■ Data provided

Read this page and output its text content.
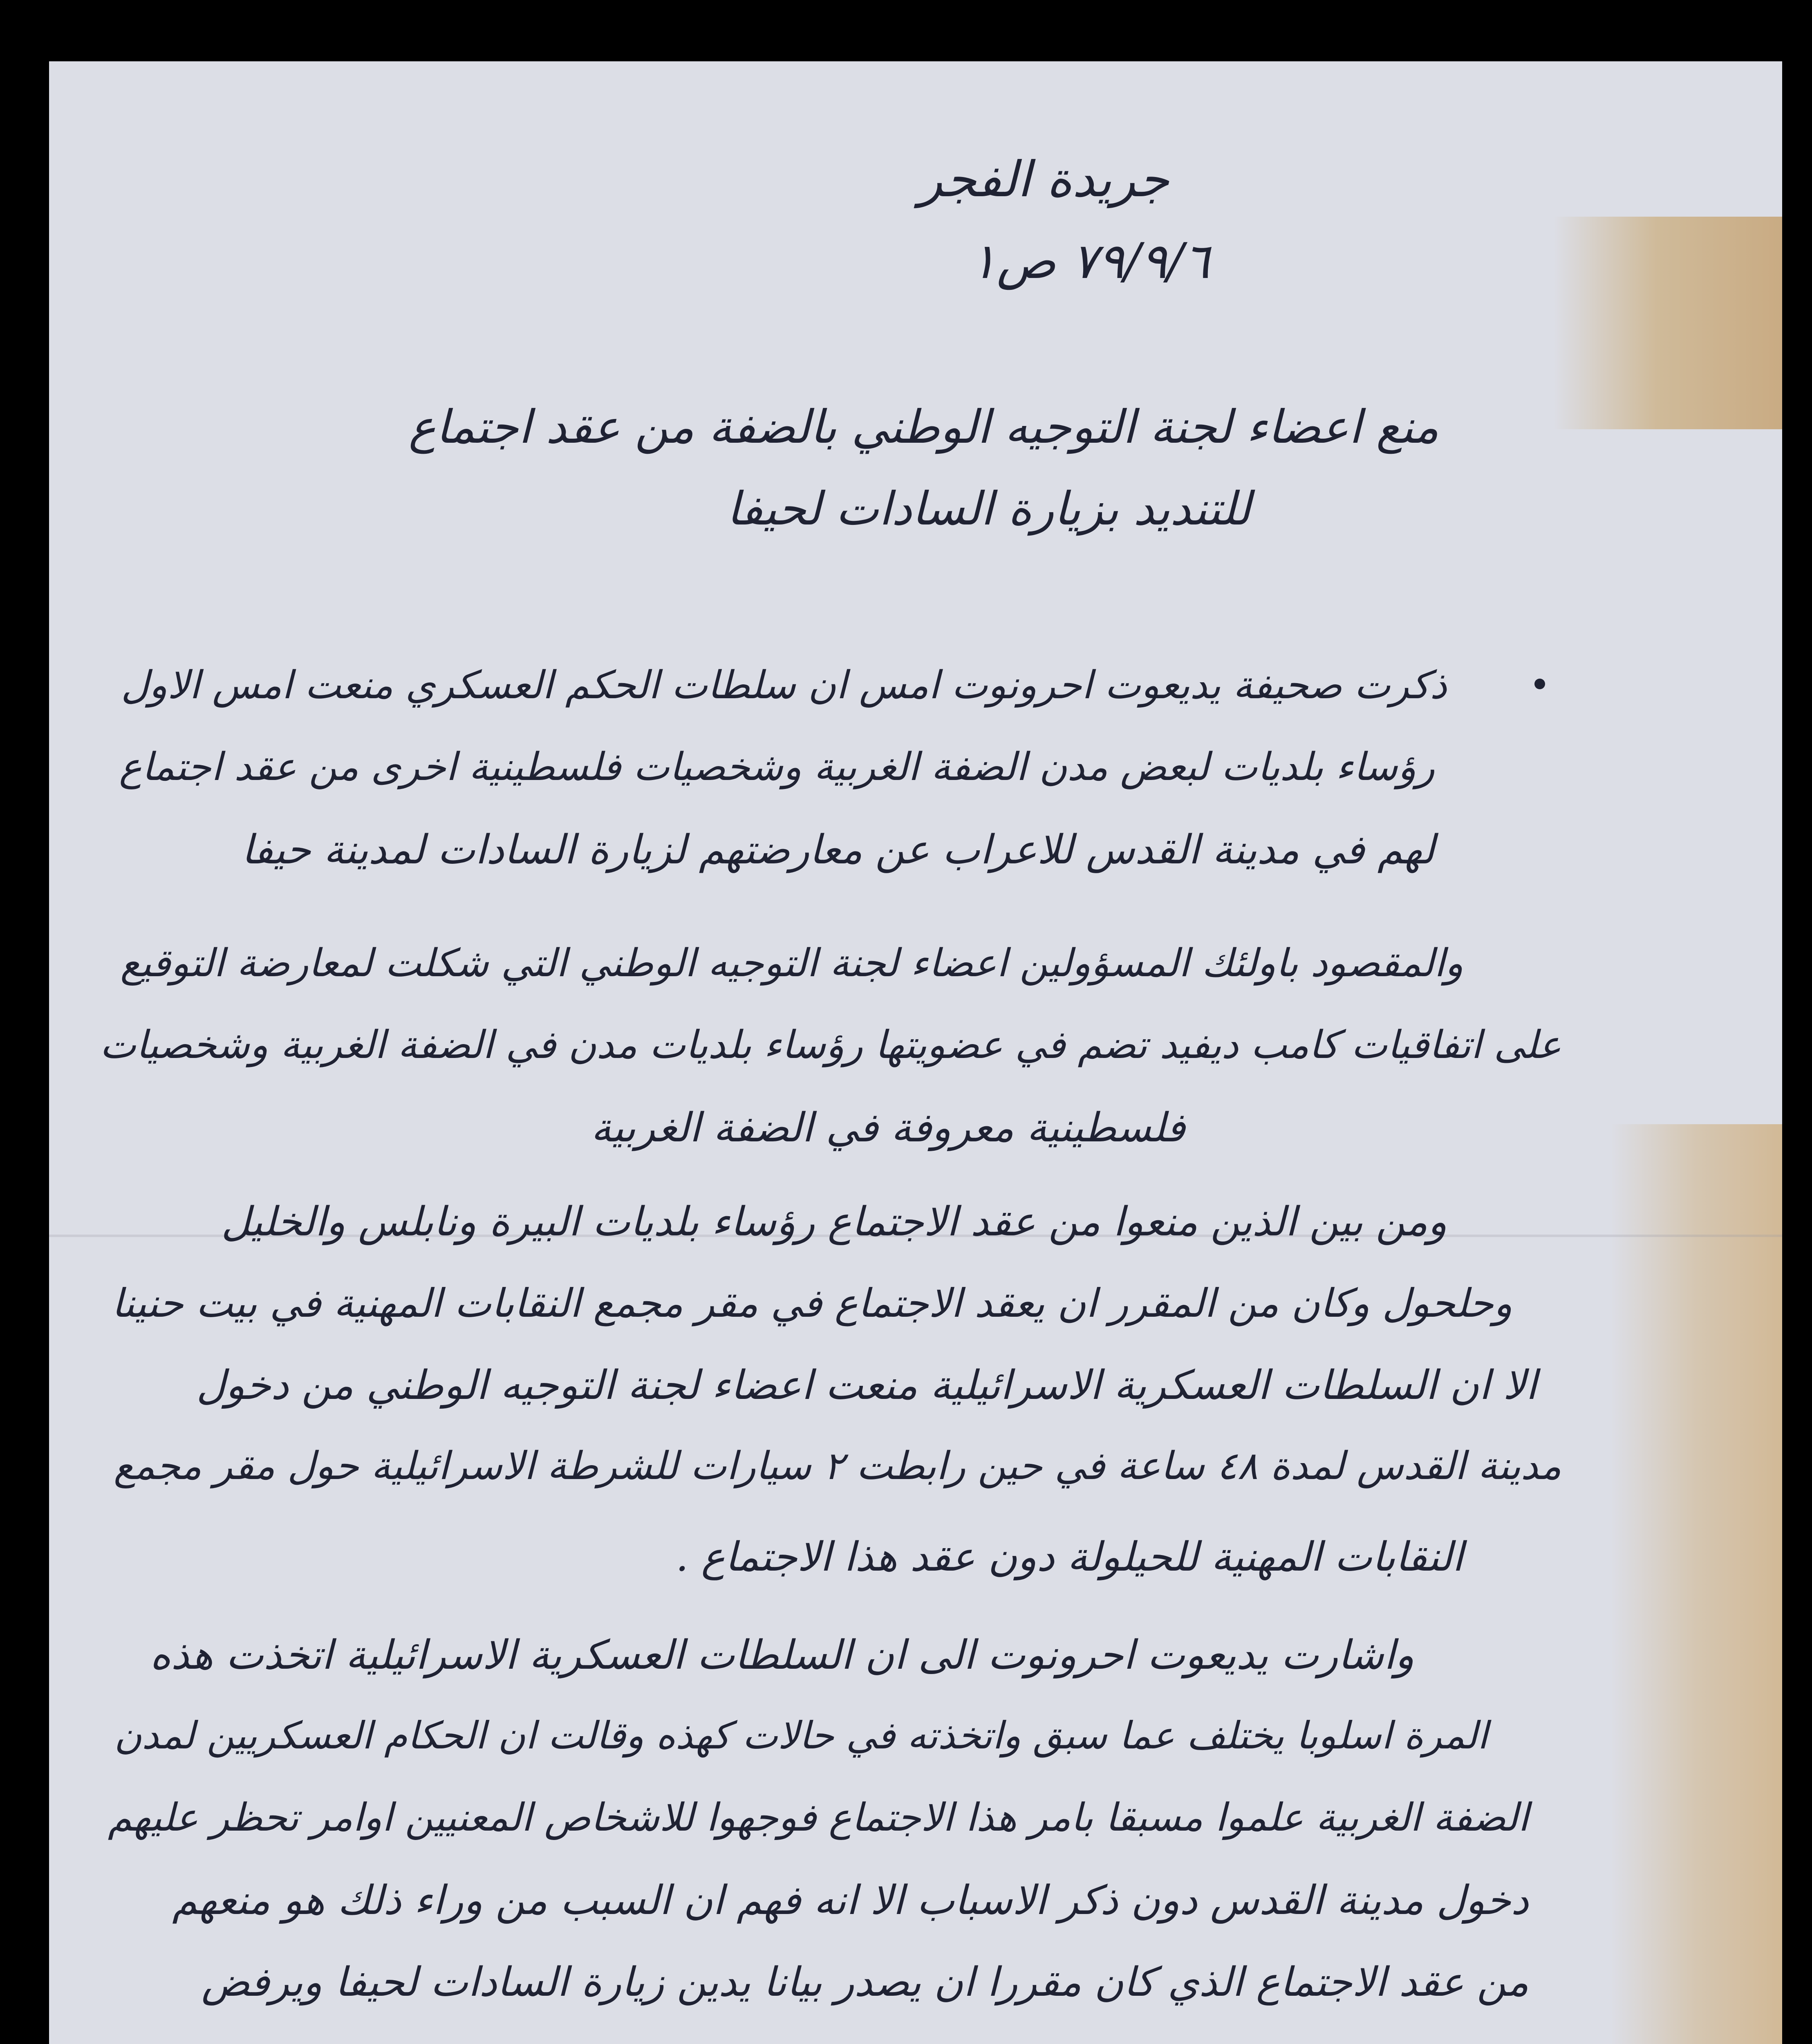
جريدة الفجر
٧٩/٩/٦ ص١
منع اعضاء لجنة التوجيه الوطني بالضفة من عقد اجتماع
للتنديد بزيارة السادات لحيفا
ذكرت صحيفة يديعوت احرونوت امس ان سلطات الحكم العسكري منعت امس الاول
رؤساء بلديات لبعض مدن الضفة الغربية وشخصيات فلسطينية اخرى من عقد اجتماع
لهم في مدينة القدس للاعراب عن معارضتهم لزيارة السادات لمدينة حيفا
والمقصود باولئك المسؤولين اعضاء لجنة التوجيه الوطني التي شكلت لمعارضة التوقيع
على اتفاقيات كامب ديفيد تضم في عضويتها رؤساء بلديات مدن في الضفة الغربية وشخصيات
فلسطينية معروفة في الضفة الغربية
ومن بين الذين منعوا من عقد الاجتماع رؤساء بلديات البيرة ونابلس والخليل
وحلحول وكان من المقرر ان يعقد الاجتماع في مقر مجمع النقابات المهنية في بيت حنينا
الا ان السلطات العسكرية الاسرائيلية منعت اعضاء لجنة التوجيه الوطني من دخول
مدينة القدس لمدة ٤٨ ساعة في حين رابطت ٢ سيارات للشرطة الاسرائيلية حول مقر مجمع
النقابات المهنية للحيلولة دون عقد هذا الاجتماع .
واشارت يديعوت احرونوت الى ان السلطات العسكرية الاسرائيلية اتخذت هذه
المرة اسلوبا يختلف عما سبق واتخذته في حالات كهذه وقالت ان الحكام العسكريين لمدن
الضفة الغربية علموا مسبقا بامر هذا الاجتماع فوجهوا للاشخاص المعنيين اوامر تحظر عليهم
دخول مدينة القدس دون ذكر الاسباب الا انه فهم ان السبب من وراء ذلك هو منعهم
من عقد الاجتماع الذي كان مقررا ان يصدر بيانا يدين زيارة السادات لحيفا ويرفض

■ Work to be completed
Exactly reproduce each record, leaving out any pictures.

■ Solution to this task
Read this page and output its text content.
جريدة الفجر
٧٩/٩/٦ ص١
منع اعضاء لجنة التوجيه الوطني بالضفة من عقد اجتماع
للتنديد بزيارة السادات لحيفا
ذكرت صحيفة يديعوت احرونوت امس ان سلطات الحكم العسكري منعت امس الاول
رؤساء بلديات لبعض مدن الضفة الغربية وشخصيات فلسطينية اخرى من عقد اجتماع
لهم في مدينة القدس للاعراب عن معارضتهم لزيارة السادات لمدينة حيفا
والمقصود باولئك المسؤولين اعضاء لجنة التوجيه الوطني التي شكلت لمعارضة التوقيع
على اتفاقيات كامب ديفيد تضم في عضويتها رؤساء بلديات مدن في الضفة الغربية وشخصيات
فلسطينية معروفة في الضفة الغربية
ومن بين الذين منعوا من عقد الاجتماع رؤساء بلديات البيرة ونابلس والخليل
وحلحول وكان من المقرر ان يعقد الاجتماع في مقر مجمع النقابات المهنية في بيت حنينا
الا ان السلطات العسكرية الاسرائيلية منعت اعضاء لجنة التوجيه الوطني من دخول
مدينة القدس لمدة ٤٨ ساعة في حين رابطت ٢ سيارات للشرطة الاسرائيلية حول مقر مجمع
النقابات المهنية للحيلولة دون عقد هذا الاجتماع .
واشارت يديعوت احرونوت الى ان السلطات العسكرية الاسرائيلية اتخذت هذه
المرة اسلوبا يختلف عما سبق واتخذته في حالات كهذه وقالت ان الحكام العسكريين لمدن
الضفة الغربية علموا مسبقا بامر هذا الاجتماع فوجهوا للاشخاص المعنيين اوامر تحظر عليهم
دخول مدينة القدس دون ذكر الاسباب الا انه فهم ان السبب من وراء ذلك هو منعهم
من عقد الاجتماع الذي كان مقررا ان يصدر بيانا يدين زيارة السادات لحيفا ويرفض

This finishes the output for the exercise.